━━━━━ Passage provided
Will Sunday school survive the “me generation”?

It is as much a part of the landscape as the church notice boards on which it is advertised: Sunday School at 9:30, Worship at 11:00. We grew up in it. We have been naughty in it. We have been bored in it. Its texture is strong in our deep memories.

Yet the bedrock institution of Sunday school is in trouble. Attendance nationally is flat or declining. Practically everyone involved, from curriculum publishers to ordinary Sunday-morning teachers, expresses frustration with its present and uncertainty about its future. Few expect Sunday school to disappear—one might as well expect hymnals to disappear from the pews—but nearly everyone says it has problems with no solution in sight. And this in a time when many believe that, more than ever, people need what Sunday school promises.

“There has never been a greater need for effective children’s Sunday school, with all the negative forces affecting the development of kids,” says Wes Haystead, a Christian-education consultant. “But the church has never been less willing or less well-equipped to fill that need.”
━━━━━━━━━━
# [Written exercise A]
Please summarize the Sunday school article in two sentences.
# [Written exercise B]
In the second listing, recast the lines starting at the one containing "chart-svg: 2011 2013" and ending at the one containing "right-tick-label: 3.00 — [849, 413, 876, 427]" as a JSON list of strings, one string per line.
The listing that follows has no connection to the Sunday school article.
━━━━━ Stored records
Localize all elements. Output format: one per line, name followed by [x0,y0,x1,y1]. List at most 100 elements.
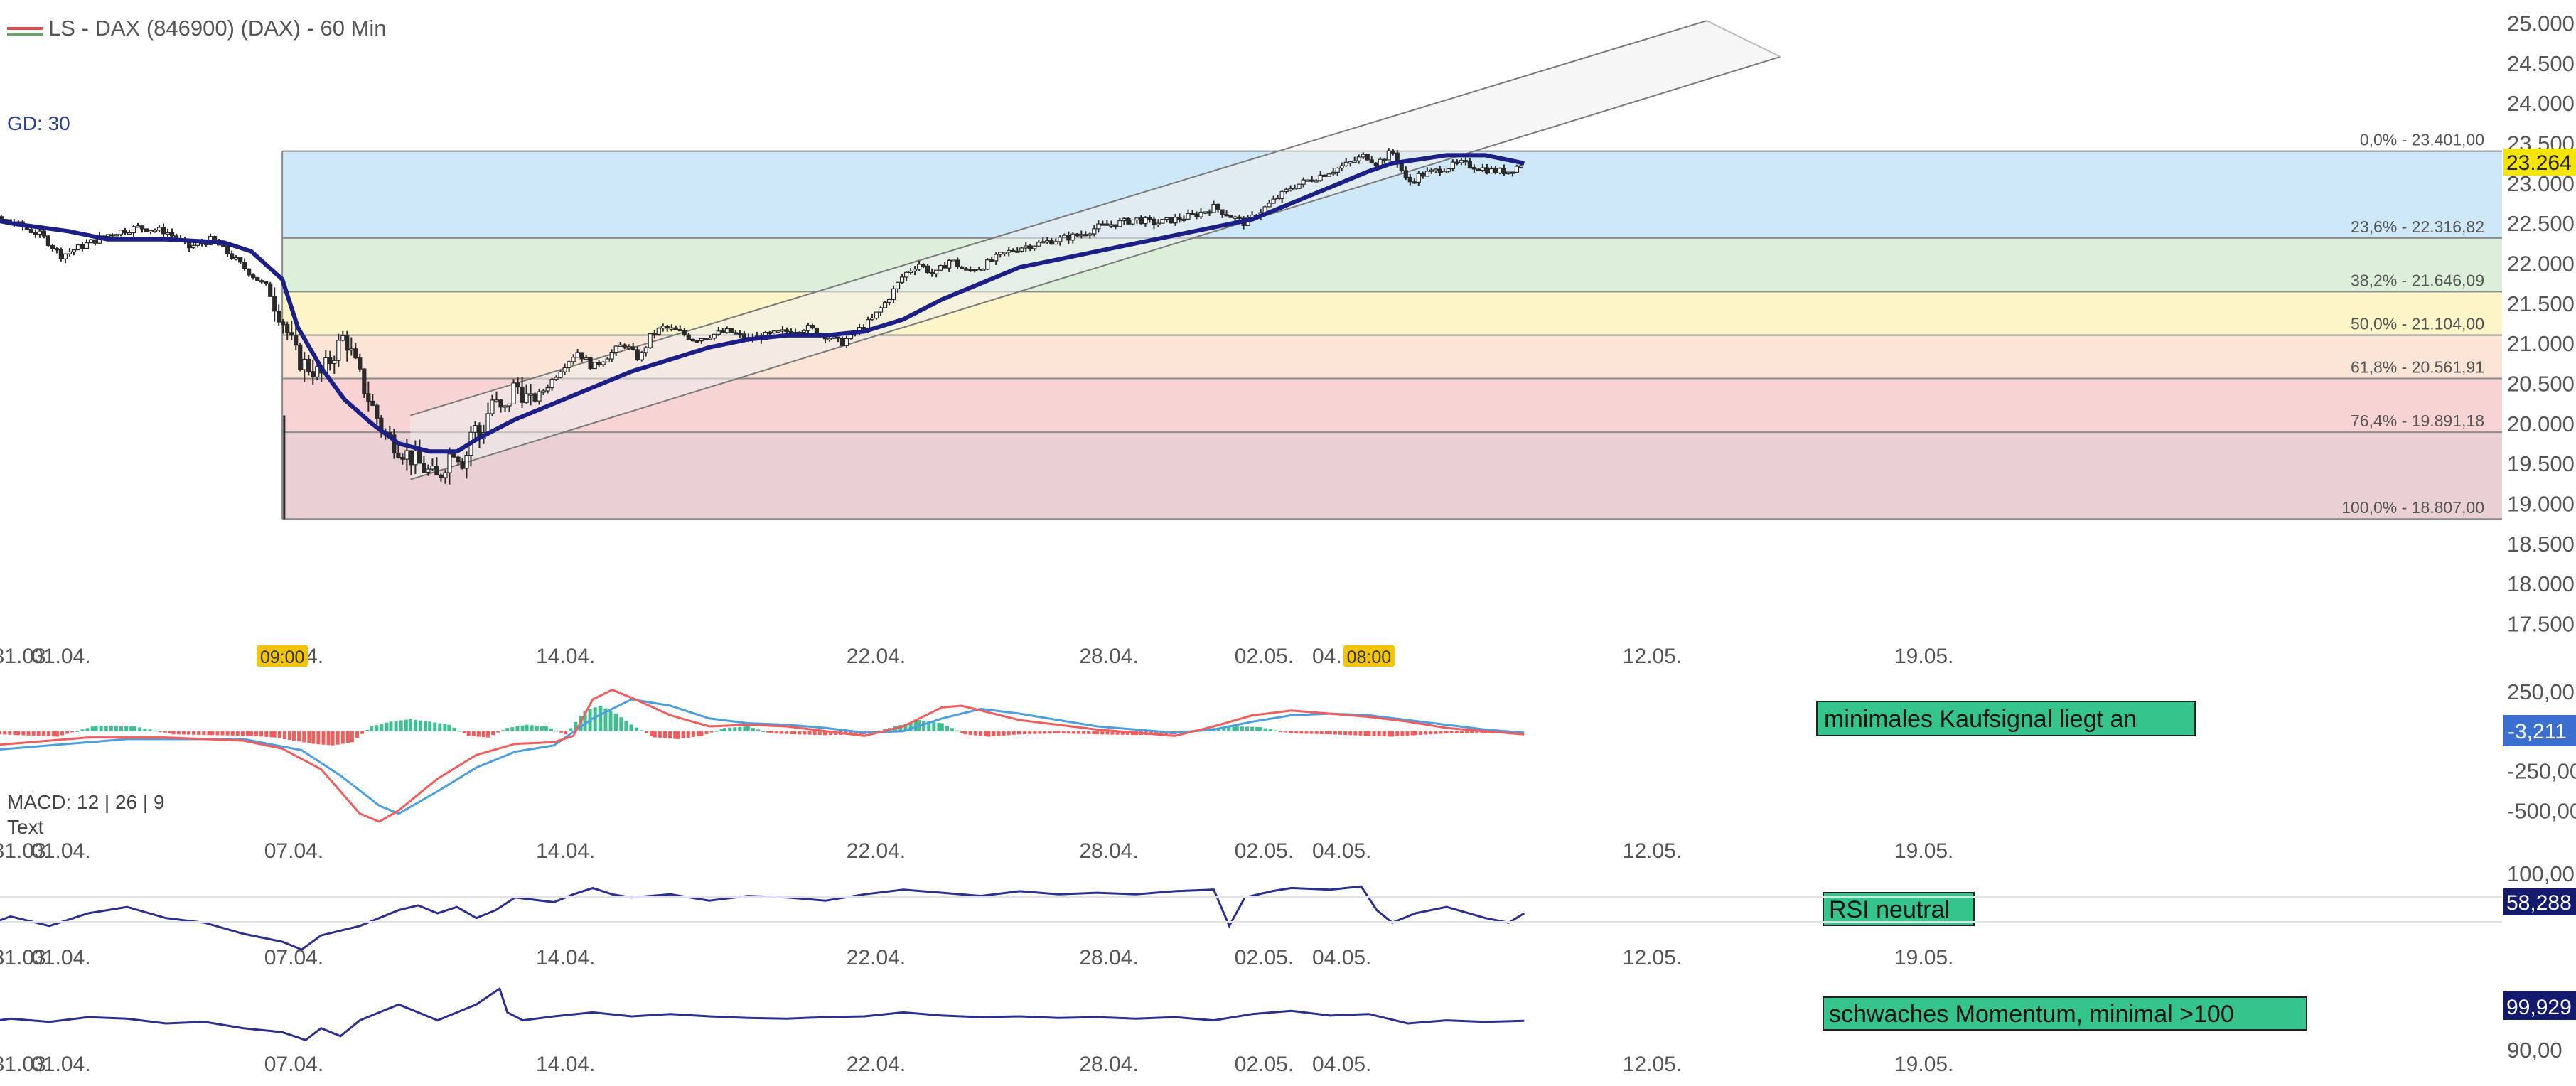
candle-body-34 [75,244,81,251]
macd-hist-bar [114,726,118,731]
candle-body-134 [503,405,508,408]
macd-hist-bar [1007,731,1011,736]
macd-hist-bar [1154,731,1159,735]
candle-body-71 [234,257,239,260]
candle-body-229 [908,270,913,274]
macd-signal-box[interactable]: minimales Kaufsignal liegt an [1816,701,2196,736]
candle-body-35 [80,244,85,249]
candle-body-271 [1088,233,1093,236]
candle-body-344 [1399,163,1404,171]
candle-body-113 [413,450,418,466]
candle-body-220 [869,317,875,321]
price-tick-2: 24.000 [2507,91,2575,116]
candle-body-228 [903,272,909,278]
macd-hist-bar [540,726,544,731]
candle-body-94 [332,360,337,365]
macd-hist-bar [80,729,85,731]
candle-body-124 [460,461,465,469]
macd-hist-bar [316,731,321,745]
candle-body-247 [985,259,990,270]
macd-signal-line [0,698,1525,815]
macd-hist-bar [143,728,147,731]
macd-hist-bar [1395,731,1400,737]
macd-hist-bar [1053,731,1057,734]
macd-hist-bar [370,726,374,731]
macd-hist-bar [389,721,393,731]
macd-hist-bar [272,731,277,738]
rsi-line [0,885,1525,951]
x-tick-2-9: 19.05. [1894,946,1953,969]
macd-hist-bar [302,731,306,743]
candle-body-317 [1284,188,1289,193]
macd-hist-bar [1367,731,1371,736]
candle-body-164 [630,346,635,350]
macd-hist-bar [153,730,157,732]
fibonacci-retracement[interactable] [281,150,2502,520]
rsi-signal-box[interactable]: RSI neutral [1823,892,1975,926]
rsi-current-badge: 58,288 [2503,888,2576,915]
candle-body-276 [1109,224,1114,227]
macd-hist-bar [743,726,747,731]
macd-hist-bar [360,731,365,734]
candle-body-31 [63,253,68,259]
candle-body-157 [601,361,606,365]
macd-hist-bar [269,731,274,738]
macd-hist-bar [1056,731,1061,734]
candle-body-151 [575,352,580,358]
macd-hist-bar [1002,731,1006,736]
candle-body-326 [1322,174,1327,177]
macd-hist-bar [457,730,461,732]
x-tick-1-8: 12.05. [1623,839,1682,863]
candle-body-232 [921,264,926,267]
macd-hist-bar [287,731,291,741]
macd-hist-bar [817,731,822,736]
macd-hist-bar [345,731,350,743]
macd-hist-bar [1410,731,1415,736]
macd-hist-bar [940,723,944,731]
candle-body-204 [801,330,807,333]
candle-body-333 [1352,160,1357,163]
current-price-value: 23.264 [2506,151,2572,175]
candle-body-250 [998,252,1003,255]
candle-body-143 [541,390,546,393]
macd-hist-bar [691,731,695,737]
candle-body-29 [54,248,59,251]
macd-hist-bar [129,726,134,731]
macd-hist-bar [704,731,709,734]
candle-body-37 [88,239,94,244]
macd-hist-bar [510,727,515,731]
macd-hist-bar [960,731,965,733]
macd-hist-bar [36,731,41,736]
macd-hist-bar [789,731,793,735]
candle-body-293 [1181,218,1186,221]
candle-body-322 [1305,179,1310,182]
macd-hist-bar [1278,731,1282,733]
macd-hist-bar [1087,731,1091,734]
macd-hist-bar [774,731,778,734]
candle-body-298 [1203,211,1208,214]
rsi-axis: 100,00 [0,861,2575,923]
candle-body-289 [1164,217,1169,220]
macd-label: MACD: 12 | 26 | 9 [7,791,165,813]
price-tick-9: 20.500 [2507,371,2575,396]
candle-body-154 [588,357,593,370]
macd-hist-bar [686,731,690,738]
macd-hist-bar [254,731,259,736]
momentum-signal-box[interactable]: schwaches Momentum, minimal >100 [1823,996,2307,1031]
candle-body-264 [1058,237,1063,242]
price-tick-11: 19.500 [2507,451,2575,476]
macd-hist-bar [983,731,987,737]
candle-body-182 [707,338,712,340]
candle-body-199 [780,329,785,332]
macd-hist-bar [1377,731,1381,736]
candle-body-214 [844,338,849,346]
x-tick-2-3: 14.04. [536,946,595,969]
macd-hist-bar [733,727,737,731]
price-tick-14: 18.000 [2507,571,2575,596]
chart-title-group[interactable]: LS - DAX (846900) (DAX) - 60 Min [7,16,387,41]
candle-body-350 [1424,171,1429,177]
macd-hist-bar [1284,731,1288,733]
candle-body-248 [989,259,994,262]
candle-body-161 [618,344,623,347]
━━━━━━━━━━
━━━━━ Stored records
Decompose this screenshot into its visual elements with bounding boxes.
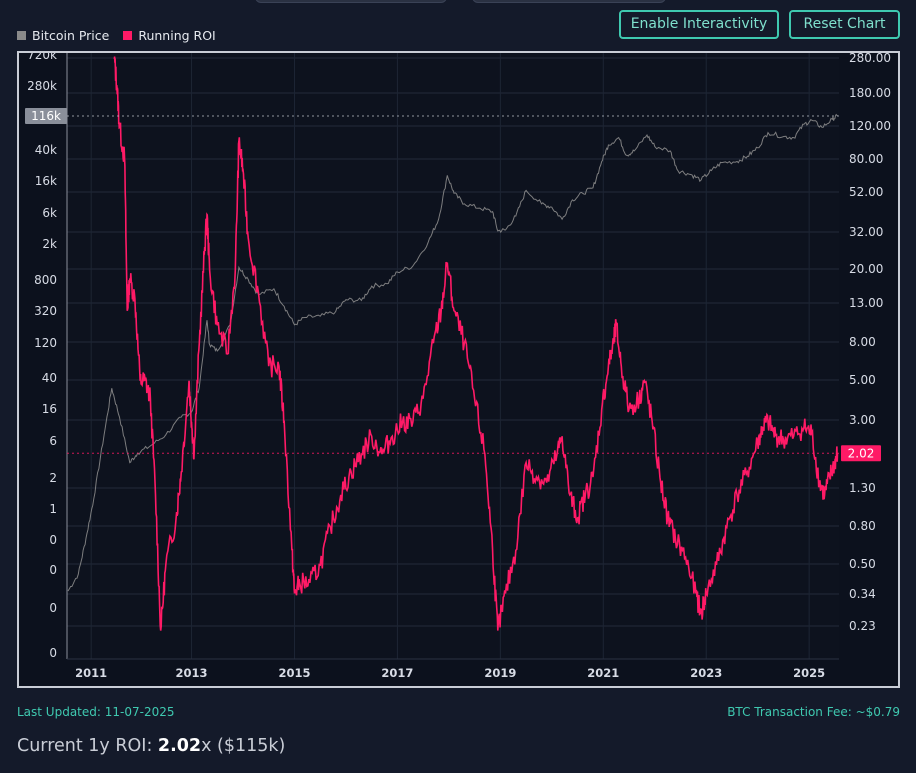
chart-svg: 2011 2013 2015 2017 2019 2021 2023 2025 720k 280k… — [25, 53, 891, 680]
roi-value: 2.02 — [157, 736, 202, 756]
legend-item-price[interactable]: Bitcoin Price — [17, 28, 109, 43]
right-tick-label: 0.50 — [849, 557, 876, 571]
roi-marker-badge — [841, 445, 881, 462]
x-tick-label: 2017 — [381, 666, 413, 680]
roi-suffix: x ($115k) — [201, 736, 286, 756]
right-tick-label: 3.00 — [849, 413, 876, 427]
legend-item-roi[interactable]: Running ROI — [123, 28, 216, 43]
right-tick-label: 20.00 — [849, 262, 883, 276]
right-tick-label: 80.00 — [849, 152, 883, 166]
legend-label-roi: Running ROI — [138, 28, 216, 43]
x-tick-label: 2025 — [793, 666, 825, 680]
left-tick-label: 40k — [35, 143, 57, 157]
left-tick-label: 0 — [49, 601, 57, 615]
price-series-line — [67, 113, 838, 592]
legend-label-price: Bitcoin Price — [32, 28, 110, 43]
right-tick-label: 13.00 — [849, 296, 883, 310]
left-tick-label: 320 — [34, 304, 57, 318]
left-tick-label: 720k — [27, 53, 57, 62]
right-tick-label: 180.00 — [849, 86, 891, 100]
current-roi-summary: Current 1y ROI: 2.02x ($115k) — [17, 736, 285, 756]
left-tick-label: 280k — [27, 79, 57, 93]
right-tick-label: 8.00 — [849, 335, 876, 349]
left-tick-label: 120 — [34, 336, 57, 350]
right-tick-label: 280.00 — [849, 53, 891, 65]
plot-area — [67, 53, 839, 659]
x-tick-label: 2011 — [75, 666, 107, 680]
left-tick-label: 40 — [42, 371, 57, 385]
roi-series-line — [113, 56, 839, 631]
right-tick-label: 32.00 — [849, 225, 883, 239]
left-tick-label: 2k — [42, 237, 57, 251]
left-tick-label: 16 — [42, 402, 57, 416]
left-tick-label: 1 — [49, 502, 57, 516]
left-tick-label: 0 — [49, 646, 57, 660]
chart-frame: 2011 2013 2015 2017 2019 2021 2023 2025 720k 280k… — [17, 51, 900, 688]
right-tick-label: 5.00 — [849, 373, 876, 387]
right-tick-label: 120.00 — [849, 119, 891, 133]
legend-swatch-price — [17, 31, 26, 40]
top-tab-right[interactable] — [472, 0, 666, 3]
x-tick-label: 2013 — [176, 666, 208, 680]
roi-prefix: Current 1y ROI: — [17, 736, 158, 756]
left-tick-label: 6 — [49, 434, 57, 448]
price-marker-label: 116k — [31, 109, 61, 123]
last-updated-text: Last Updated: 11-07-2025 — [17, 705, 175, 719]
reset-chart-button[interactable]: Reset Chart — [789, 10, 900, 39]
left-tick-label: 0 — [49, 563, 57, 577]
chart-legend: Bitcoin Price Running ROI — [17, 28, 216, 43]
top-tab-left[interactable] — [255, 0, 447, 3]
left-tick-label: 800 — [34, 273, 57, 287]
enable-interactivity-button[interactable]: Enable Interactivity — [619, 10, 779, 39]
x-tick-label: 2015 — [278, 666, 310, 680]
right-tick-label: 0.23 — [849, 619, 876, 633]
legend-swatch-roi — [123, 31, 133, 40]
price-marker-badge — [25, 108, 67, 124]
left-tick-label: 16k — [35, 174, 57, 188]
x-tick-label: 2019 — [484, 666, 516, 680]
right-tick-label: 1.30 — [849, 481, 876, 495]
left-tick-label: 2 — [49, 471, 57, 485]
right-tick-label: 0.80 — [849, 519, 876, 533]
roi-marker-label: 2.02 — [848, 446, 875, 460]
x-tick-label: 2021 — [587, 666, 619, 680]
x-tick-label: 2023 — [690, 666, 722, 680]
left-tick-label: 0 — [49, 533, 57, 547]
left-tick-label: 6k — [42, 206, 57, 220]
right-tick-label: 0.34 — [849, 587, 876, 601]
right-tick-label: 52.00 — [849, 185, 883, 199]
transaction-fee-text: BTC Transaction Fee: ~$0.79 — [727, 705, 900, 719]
━━━━━━━━━━
# [Complete response A]
Sunday school is a familiar institution, but attendance nationally is flat or declining, and nearly everyone involved says it has problems with no solution in sight. Christian-education consultant Wes Haystead says the need for effective children's Sunday school has never been greater, yet the church has never been less willing or less well-equipped to fill it.

# [Complete response B]
[
  "chart-svg: 2011 2013 2015 2017 2019 2021 2023 2025 720k 280k… — [25, 53, 891, 680]",
  "roi-value: 2.02 — [157, 736, 202, 756]",
  "legend-item-price[interactable]: Bitcoin Price — [17, 28, 109, 43]",
  "right-tick-label: 0.50 — [849, 557, 876, 571]",
  "roi-marker-badge — [841, 445, 881, 462]",
  "x-tick-label: 2017 — [381, 666, 413, 680]",
  "roi-suffix: x ($115k) — [201, 736, 286, 756]",
  "right-tick-label: 3.00 — [849, 413, 876, 427]"
]